(Written problem) Go through the data below. List every line that holds the word "TradeWave".

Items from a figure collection

***

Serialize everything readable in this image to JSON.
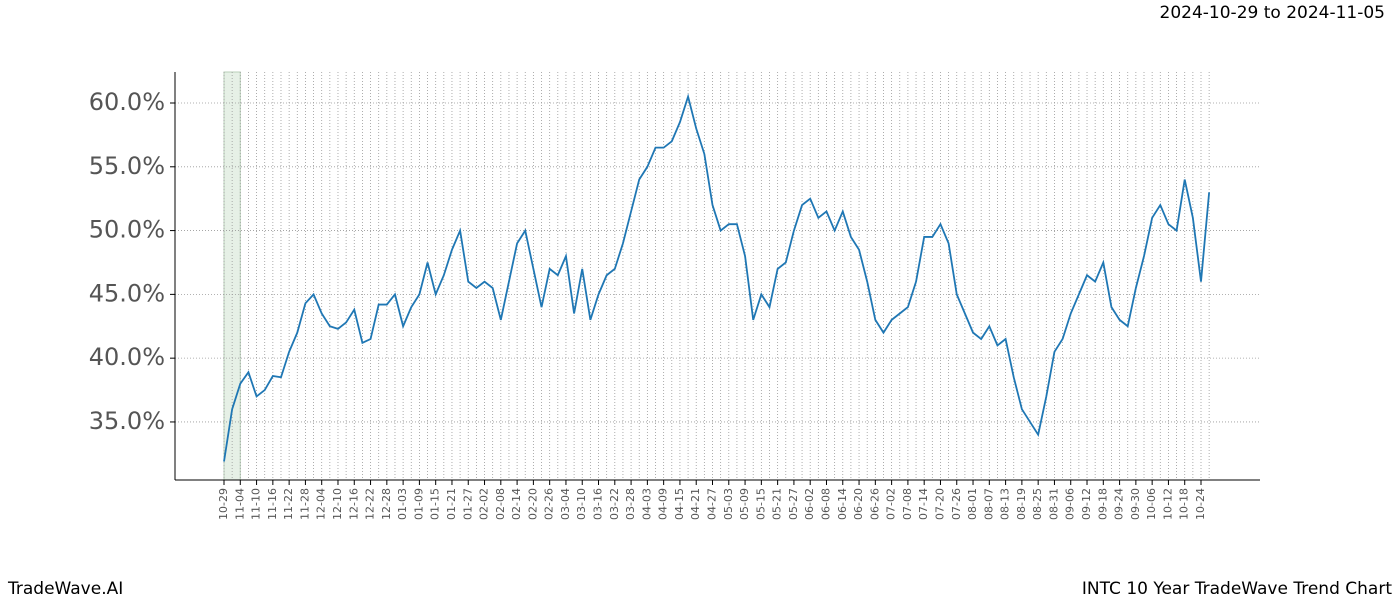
{
  "header": "2024-10-29 to 2024-11-05",
  "footer_left": "TradeWave.AI",
  "footer_right": "INTC 10 Year TradeWave Trend Chart",
  "chart_data": {
    "type": "line",
    "categories": [
      "10-29",
      null,
      "11-04",
      null,
      "11-10",
      null,
      "11-16",
      null,
      "11-22",
      null,
      "11-28",
      null,
      "12-04",
      null,
      "12-10",
      null,
      "12-16",
      null,
      "12-22",
      null,
      "12-28",
      null,
      "01-03",
      null,
      "01-09",
      null,
      "01-15",
      null,
      "01-21",
      null,
      "01-27",
      null,
      "02-02",
      null,
      "02-08",
      null,
      "02-14",
      null,
      "02-20",
      null,
      "02-26",
      null,
      "03-04",
      null,
      "03-10",
      null,
      "03-16",
      null,
      "03-22",
      null,
      "03-28",
      null,
      "04-03",
      null,
      "04-09",
      null,
      "04-15",
      null,
      "04-21",
      null,
      "04-27",
      null,
      "05-03",
      null,
      "05-09",
      null,
      "05-15",
      null,
      "05-21",
      null,
      "05-27",
      null,
      "06-02",
      null,
      "06-08",
      null,
      "06-14",
      null,
      "06-20",
      null,
      "06-26",
      null,
      "07-02",
      null,
      "07-08",
      null,
      "07-14",
      null,
      "07-20",
      null,
      "07-26",
      null,
      "08-01",
      null,
      "08-07",
      null,
      "08-13",
      null,
      "08-19",
      null,
      "08-25",
      null,
      "08-31",
      null,
      "09-06",
      null,
      "09-12",
      null,
      "09-18",
      null,
      "09-24",
      null,
      "09-30",
      null,
      "10-06",
      null,
      "10-12",
      null,
      "10-18",
      null,
      "10-24",
      null
    ],
    "series": [
      {
        "color": "#1f77b4",
        "values": [
          31.9,
          36,
          38,
          38.9,
          37,
          37.5,
          38.6,
          38.5,
          40.5,
          42,
          44.3,
          45,
          43.5,
          42.5,
          42.3,
          42.8,
          43.8,
          41.2,
          41.5,
          44.2,
          44.2,
          45,
          42.5,
          44,
          45,
          47.5,
          45,
          46.5,
          48.5,
          50,
          46,
          45.5,
          46,
          45.5,
          43,
          46,
          49,
          50,
          47,
          44,
          47,
          46.5,
          48,
          43.5,
          47,
          43,
          45,
          46.5,
          47,
          49,
          51.5,
          54,
          55,
          56.5,
          56.5,
          57,
          58.5,
          60.5,
          58,
          56,
          52,
          50,
          50.5,
          50.5,
          48,
          43,
          45,
          44,
          47,
          47.5,
          50,
          52,
          52.5,
          51,
          51.5,
          50,
          51.5,
          49.5,
          48.5,
          46,
          43,
          42,
          43,
          43.5,
          44,
          46,
          49.5,
          49.5,
          50.5,
          49,
          45,
          43.5,
          42,
          41.5,
          42.5,
          41,
          41.5,
          38.5,
          36,
          35,
          34,
          37,
          40.5,
          41.5,
          43.5,
          45,
          46.5,
          46,
          47.5,
          44,
          43,
          42.5,
          45.5,
          48,
          51,
          52,
          50.5,
          50,
          54,
          51,
          46,
          53
        ]
      }
    ],
    "ylim": [
      30.45,
      62.43
    ],
    "yticks": [
      {
        "value": 35,
        "label": "35.0%"
      },
      {
        "value": 40,
        "label": "40.0%"
      },
      {
        "value": 45,
        "label": "45.0%"
      },
      {
        "value": 50,
        "label": "50.0%"
      },
      {
        "value": 55,
        "label": "55.0%"
      },
      {
        "value": 60,
        "label": "60.0%"
      }
    ],
    "grid": true,
    "highlight": {
      "from": "10-29",
      "to": "11-04",
      "color": "#e6f0e6"
    }
  }
}
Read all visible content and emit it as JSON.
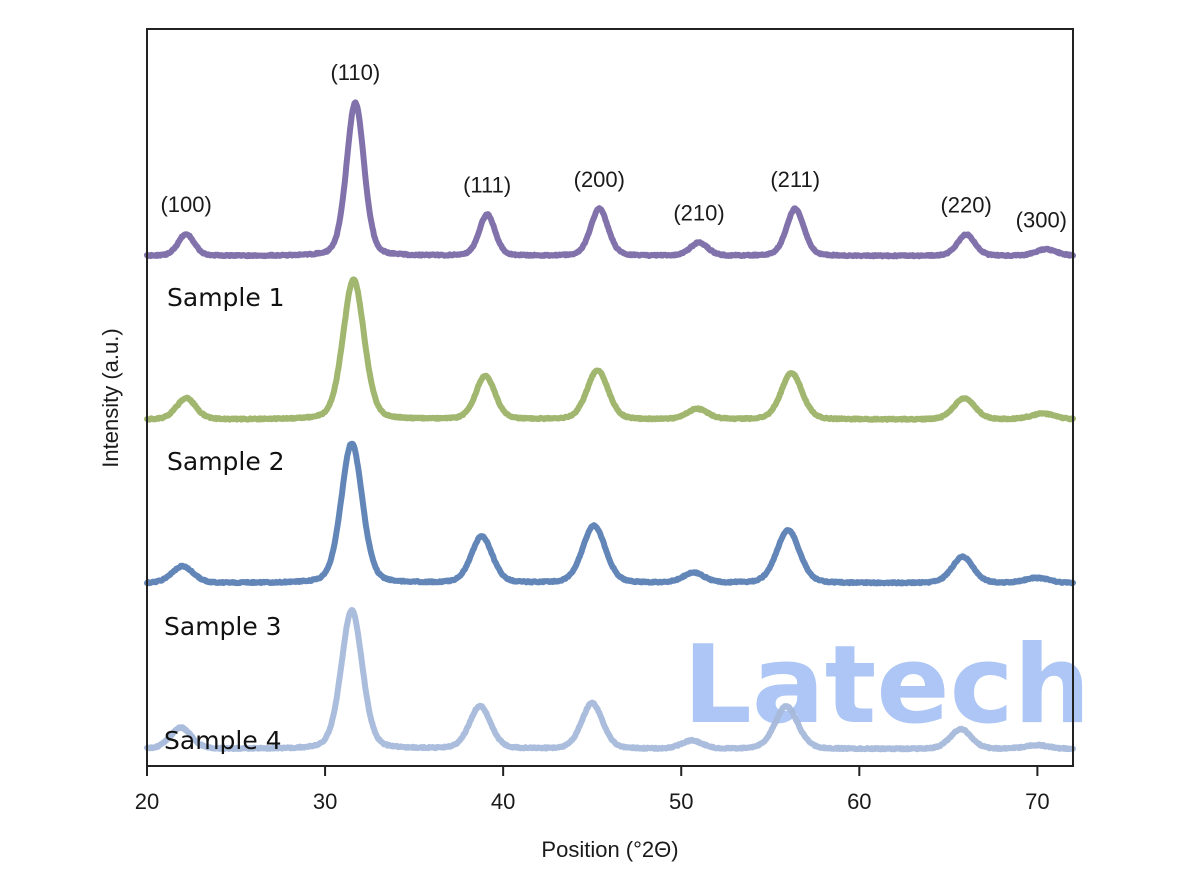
{
  "chart_data": {
    "type": "line",
    "title": "",
    "xlabel": "Position (°2Θ)",
    "ylabel": "Intensity (a.u.)",
    "xlim": [
      20,
      72
    ],
    "ylim": [
      0,
      100
    ],
    "x_ticks": [
      20,
      30,
      40,
      50,
      60,
      70
    ],
    "y_ticks": [],
    "grid": false,
    "legend": "none",
    "stacked_offset": true,
    "peak_annotations": [
      {
        "label": "(100)",
        "x": 22.2
      },
      {
        "label": "(110)",
        "x": 31.7
      },
      {
        "label": "(111)",
        "x": 39.1
      },
      {
        "label": "(200)",
        "x": 45.4
      },
      {
        "label": "(210)",
        "x": 51.0
      },
      {
        "label": "(211)",
        "x": 56.4
      },
      {
        "label": "(220)",
        "x": 66.0
      },
      {
        "label": "(300)",
        "x": 70.5
      }
    ],
    "series": [
      {
        "name": "Sample 1",
        "color": "#7b6aa6",
        "baseline": 69.2,
        "peaks": [
          {
            "x": 22.2,
            "y": 72.2,
            "width": 0.45
          },
          {
            "x": 31.7,
            "y": 90.0,
            "width": 0.5
          },
          {
            "x": 39.1,
            "y": 74.8,
            "width": 0.45
          },
          {
            "x": 45.4,
            "y": 75.6,
            "width": 0.5
          },
          {
            "x": 51.0,
            "y": 71.0,
            "width": 0.5
          },
          {
            "x": 56.4,
            "y": 75.6,
            "width": 0.5
          },
          {
            "x": 66.0,
            "y": 72.1,
            "width": 0.5
          },
          {
            "x": 70.5,
            "y": 70.1,
            "width": 0.6
          }
        ]
      },
      {
        "name": "Sample 2",
        "color": "#9cb266",
        "baseline": 47.0,
        "peaks": [
          {
            "x": 22.2,
            "y": 49.9,
            "width": 0.55
          },
          {
            "x": 31.6,
            "y": 66.0,
            "width": 0.6
          },
          {
            "x": 39.0,
            "y": 52.9,
            "width": 0.55
          },
          {
            "x": 45.3,
            "y": 53.7,
            "width": 0.6
          },
          {
            "x": 50.9,
            "y": 48.4,
            "width": 0.6
          },
          {
            "x": 56.2,
            "y": 53.3,
            "width": 0.6
          },
          {
            "x": 65.9,
            "y": 49.9,
            "width": 0.6
          },
          {
            "x": 70.3,
            "y": 47.8,
            "width": 0.7
          }
        ]
      },
      {
        "name": "Sample 3",
        "color": "#5b80b5",
        "baseline": 24.8,
        "peaks": [
          {
            "x": 22.0,
            "y": 27.1,
            "width": 0.6
          },
          {
            "x": 31.5,
            "y": 43.8,
            "width": 0.6
          },
          {
            "x": 38.8,
            "y": 31.1,
            "width": 0.6
          },
          {
            "x": 45.1,
            "y": 32.6,
            "width": 0.65
          },
          {
            "x": 50.7,
            "y": 26.2,
            "width": 0.6
          },
          {
            "x": 56.0,
            "y": 32.0,
            "width": 0.65
          },
          {
            "x": 65.8,
            "y": 28.4,
            "width": 0.6
          },
          {
            "x": 70.0,
            "y": 25.5,
            "width": 0.7
          }
        ]
      },
      {
        "name": "Sample 4",
        "color": "#a6b9da",
        "baseline": 2.3,
        "peaks": [
          {
            "x": 21.9,
            "y": 5.2,
            "width": 0.6
          },
          {
            "x": 31.5,
            "y": 21.1,
            "width": 0.6
          },
          {
            "x": 38.7,
            "y": 8.1,
            "width": 0.6
          },
          {
            "x": 45.0,
            "y": 8.5,
            "width": 0.6
          },
          {
            "x": 50.6,
            "y": 3.4,
            "width": 0.6
          },
          {
            "x": 55.9,
            "y": 8.1,
            "width": 0.65
          },
          {
            "x": 65.7,
            "y": 5.0,
            "width": 0.6
          },
          {
            "x": 70.0,
            "y": 2.8,
            "width": 0.7
          }
        ]
      }
    ]
  },
  "watermark": {
    "text": "Latech",
    "color": "#adc6f5"
  }
}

***

(Full solution)
  "footer_left": "TradeWave.AI",
  "footer_right": "INTC 10 Year TradeWave Trend Chart",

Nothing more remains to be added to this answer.